-- START OF PROVIDED ENTRIES --

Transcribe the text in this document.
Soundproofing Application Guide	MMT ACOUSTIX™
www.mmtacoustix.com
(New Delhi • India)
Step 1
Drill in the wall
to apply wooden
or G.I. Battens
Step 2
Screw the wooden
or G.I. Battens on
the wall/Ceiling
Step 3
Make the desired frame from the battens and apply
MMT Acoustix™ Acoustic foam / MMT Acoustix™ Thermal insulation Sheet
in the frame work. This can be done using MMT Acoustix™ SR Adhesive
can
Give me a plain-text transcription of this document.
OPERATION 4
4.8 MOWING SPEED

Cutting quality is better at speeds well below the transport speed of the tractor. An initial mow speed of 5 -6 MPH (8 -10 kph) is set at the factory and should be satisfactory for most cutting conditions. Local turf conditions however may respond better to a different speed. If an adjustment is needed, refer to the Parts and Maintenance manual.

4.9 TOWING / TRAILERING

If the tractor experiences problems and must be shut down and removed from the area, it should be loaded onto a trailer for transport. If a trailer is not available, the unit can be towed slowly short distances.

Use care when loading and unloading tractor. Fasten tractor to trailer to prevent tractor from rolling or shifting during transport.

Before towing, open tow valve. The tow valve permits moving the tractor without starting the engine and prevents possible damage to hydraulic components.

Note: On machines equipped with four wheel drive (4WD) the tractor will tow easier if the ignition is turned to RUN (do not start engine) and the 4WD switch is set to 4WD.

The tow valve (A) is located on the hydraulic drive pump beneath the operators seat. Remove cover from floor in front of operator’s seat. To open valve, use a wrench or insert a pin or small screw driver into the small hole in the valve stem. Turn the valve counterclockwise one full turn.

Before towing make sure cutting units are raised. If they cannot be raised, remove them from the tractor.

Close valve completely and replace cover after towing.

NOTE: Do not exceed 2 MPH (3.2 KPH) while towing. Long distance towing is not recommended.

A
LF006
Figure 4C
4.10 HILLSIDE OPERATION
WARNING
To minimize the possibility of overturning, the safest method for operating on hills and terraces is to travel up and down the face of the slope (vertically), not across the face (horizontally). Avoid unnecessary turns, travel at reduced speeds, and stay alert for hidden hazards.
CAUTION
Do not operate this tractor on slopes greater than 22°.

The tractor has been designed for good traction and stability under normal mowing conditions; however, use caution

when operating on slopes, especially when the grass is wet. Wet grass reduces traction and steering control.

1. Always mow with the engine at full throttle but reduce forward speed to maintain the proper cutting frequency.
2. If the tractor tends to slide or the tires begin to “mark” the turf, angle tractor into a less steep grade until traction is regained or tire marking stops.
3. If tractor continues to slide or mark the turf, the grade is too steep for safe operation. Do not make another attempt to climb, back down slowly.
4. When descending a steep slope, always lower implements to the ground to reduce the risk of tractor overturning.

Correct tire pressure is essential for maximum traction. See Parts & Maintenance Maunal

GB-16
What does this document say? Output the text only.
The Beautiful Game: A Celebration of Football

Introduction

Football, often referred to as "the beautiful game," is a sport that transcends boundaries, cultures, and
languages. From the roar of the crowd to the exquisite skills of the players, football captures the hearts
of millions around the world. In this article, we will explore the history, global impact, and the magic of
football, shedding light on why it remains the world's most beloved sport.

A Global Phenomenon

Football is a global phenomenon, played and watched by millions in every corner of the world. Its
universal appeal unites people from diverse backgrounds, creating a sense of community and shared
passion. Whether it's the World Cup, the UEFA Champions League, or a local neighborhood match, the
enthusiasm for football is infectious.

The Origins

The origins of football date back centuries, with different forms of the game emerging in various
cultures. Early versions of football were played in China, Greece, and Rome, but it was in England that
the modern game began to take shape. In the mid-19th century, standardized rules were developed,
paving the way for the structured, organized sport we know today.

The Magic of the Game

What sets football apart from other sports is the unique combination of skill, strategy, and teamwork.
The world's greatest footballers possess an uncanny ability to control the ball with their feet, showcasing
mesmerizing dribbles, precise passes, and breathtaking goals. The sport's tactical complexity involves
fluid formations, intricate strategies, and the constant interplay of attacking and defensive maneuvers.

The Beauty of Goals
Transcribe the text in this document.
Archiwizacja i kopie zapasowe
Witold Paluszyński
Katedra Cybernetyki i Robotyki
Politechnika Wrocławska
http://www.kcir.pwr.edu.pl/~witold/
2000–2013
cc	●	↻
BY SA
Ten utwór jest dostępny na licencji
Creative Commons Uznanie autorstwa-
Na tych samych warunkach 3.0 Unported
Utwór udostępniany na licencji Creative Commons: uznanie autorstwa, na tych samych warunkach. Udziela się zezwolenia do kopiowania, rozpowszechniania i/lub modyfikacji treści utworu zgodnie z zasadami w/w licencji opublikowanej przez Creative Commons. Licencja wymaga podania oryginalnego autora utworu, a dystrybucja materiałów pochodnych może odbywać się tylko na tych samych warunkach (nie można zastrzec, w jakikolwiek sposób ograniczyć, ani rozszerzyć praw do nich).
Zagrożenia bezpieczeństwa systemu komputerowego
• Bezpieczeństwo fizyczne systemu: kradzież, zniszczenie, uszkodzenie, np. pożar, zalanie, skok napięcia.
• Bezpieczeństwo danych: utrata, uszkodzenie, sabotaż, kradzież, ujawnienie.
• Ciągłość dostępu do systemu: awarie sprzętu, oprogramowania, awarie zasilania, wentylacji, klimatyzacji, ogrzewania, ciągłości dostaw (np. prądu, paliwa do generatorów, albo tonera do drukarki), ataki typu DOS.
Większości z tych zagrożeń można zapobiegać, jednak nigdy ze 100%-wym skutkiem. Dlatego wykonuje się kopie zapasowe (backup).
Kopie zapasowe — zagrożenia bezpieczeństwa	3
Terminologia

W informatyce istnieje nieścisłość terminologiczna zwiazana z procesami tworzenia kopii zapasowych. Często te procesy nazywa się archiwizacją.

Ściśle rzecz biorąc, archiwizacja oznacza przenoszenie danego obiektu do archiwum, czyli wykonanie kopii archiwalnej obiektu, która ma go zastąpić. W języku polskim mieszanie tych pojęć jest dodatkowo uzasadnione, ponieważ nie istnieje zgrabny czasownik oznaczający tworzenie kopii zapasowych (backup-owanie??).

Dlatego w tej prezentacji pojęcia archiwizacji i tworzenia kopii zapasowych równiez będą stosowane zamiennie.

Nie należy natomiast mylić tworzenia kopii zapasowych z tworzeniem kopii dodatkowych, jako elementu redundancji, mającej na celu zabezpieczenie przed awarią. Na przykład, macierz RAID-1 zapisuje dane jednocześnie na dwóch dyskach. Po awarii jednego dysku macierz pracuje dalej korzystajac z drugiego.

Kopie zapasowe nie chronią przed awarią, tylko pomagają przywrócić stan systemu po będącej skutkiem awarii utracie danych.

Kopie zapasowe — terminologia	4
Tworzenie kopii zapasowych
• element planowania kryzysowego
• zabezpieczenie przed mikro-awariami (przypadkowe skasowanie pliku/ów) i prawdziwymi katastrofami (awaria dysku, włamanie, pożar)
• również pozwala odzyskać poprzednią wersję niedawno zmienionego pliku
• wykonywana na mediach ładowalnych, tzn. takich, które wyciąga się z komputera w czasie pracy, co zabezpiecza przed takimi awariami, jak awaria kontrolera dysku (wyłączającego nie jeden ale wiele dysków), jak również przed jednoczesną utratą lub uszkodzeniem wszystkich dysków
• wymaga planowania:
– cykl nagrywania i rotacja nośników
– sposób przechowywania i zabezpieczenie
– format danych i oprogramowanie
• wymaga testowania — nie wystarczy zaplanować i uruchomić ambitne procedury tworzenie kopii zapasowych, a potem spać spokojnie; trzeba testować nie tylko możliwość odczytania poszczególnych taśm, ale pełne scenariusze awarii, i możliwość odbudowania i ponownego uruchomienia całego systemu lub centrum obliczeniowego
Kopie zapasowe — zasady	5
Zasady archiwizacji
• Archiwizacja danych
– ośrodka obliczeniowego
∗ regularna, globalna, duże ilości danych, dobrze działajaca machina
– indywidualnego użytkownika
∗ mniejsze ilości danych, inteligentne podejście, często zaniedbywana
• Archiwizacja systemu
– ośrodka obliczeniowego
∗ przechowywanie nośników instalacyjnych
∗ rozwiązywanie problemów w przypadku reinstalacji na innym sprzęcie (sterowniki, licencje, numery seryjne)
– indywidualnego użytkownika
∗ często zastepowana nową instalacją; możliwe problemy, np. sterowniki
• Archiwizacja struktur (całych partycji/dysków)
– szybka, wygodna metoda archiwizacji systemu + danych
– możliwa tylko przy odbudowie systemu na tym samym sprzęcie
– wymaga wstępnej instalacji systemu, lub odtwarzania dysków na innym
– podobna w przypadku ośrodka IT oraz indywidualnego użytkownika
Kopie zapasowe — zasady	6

-- END OF PROVIDED ENTRIES --

◆ GIVEN PROBLEM:
Report back each line of the entries that holds the string "sposób".

◆ THE RESULT:
Utwór udostępniany na licencji Creative Commons: uznanie autorstwa, na tych samych warunkach. Udziela się zezwolenia do kopiowania, rozpowszechniania i/lub modyfikacji treści utworu zgodnie z zasadami w/w licencji opublikowanej przez Creative Commons. Licencja wymaga podania oryginalnego autora utworu, a dystrybucja materiałów pochodnych może odbywać się tylko na tych samych warunkach (nie można zastrzec, w jakikolwiek sposób ograniczyć, ani rozszerzyć praw do nich).
– sposób przechowywania i zabezpieczenie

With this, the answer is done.